▶ _WORK TO DO_
Every line of the material is to be quoted verbatim, minus the pictures.

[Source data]
·····

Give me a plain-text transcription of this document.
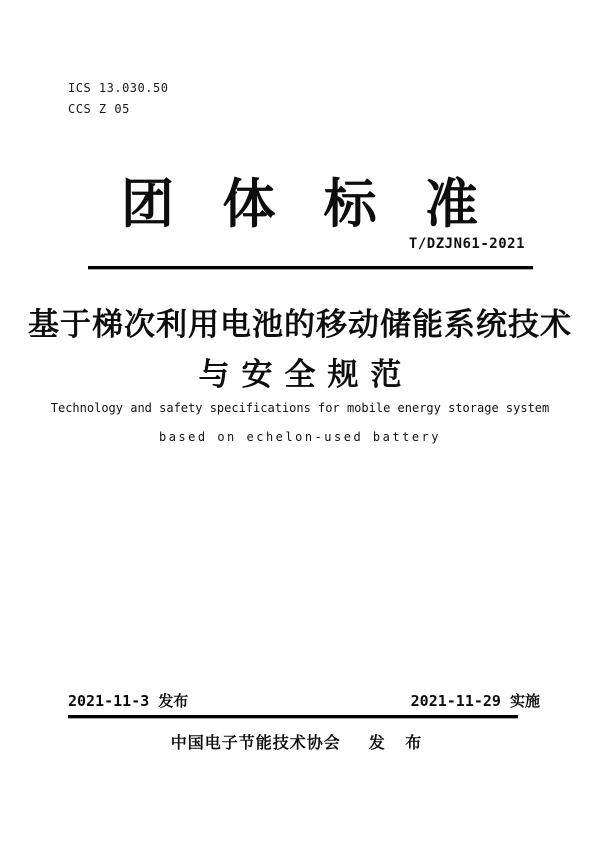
ICS 13.030.50
CCS Z 05
团 体 标 准
T/DZJN61-2021
基于梯次利用电池的移动储能系统技术
与安全规范
Technology and safety specifications for mobile energy storage system
based on echelon-used battery
2021-11-3 发布	2021-11-29 实施
中国电子节能技术协会 发 布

·····

▶ _ANSWER TO THIS TASK_
Give me a plain-text transcription of this document.
ICS 13.030.50
CCS Z 05
团 体 标 准
T/DZJN61-2021
基于梯次利用电池的移动储能系统技术
与安全规范
Technology and safety specifications for mobile energy storage system
based on echelon-used battery
2021-11-3 发布	2021-11-29 实施
中国电子节能技术协会 发 布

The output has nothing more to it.